▶ **Data records**
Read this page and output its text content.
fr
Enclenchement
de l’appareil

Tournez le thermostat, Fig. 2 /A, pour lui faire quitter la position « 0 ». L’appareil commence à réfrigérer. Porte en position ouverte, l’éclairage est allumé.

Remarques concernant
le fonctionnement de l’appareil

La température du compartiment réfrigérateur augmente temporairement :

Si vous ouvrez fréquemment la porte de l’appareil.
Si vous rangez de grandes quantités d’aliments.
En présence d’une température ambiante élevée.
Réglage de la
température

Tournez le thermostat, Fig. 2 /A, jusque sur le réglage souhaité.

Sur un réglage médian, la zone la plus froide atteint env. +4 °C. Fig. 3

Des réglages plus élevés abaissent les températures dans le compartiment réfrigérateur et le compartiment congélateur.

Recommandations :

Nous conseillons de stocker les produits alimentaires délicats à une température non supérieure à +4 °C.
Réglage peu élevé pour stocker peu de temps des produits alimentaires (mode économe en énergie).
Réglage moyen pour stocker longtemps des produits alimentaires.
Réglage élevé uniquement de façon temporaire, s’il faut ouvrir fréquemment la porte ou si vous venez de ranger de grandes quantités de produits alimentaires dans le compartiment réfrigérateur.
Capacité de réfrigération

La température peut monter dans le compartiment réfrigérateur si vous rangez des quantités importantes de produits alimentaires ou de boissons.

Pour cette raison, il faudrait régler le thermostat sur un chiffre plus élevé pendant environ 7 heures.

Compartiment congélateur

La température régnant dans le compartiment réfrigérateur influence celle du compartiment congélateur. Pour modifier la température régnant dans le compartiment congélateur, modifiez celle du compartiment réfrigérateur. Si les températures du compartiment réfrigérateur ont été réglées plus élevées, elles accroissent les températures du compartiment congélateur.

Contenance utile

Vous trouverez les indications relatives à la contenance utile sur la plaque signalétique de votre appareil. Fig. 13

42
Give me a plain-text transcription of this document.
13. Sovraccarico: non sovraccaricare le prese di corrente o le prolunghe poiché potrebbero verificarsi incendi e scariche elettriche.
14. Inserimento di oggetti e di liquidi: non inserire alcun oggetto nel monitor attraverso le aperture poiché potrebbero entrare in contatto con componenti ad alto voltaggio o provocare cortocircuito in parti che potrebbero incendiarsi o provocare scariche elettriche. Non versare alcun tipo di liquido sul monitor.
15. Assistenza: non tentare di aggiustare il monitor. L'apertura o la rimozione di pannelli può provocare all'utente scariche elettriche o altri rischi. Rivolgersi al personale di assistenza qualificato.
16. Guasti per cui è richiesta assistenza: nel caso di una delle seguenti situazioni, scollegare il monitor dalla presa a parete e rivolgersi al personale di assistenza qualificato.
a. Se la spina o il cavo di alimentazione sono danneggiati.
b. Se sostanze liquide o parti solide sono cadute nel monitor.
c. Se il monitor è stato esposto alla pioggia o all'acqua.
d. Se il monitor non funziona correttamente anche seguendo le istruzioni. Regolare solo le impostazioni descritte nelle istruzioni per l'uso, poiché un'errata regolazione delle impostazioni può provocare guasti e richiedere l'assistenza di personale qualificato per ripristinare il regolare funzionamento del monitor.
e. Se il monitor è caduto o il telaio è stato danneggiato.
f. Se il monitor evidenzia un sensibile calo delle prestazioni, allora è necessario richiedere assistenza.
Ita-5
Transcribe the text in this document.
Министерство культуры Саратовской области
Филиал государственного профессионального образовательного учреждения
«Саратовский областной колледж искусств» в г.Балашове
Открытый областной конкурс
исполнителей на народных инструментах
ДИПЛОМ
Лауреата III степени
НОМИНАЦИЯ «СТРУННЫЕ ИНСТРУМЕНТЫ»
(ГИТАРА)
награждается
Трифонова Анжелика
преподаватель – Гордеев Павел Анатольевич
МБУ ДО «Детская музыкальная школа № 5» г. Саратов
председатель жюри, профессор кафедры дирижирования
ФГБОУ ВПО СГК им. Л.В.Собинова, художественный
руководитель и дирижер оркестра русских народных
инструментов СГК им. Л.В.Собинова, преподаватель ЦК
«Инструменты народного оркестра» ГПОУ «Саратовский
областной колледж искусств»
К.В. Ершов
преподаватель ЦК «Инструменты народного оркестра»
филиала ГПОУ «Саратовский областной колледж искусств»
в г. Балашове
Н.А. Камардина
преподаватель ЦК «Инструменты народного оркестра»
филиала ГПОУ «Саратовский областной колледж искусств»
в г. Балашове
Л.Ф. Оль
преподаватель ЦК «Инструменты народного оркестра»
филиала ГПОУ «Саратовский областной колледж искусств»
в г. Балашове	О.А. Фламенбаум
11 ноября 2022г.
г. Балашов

▶ **What this task involves**
Copy out each line of the listing that holds "poiché".

▶ **In response**
13. Sovraccarico: non sovraccaricare le prese di corrente o le prolunghe poiché potrebbero verificarsi incendi e scariche elettriche.
14. Inserimento di oggetti e di liquidi: non inserire alcun oggetto nel monitor attraverso le aperture poiché potrebbero entrare in contatto con componenti ad alto voltaggio o provocare cortocircuito in parti che potrebbero incendiarsi o provocare scariche elettriche. Non versare alcun tipo di liquido sul monitor.
d. Se il monitor non funziona correttamente anche seguendo le istruzioni. Regolare solo le impostazioni descritte nelle istruzioni per l'uso, poiché un'errata regolazione delle impostazioni può provocare guasti e richiedere l'assistenza di personale qualificato per ripristinare il regolare funzionamento del monitor.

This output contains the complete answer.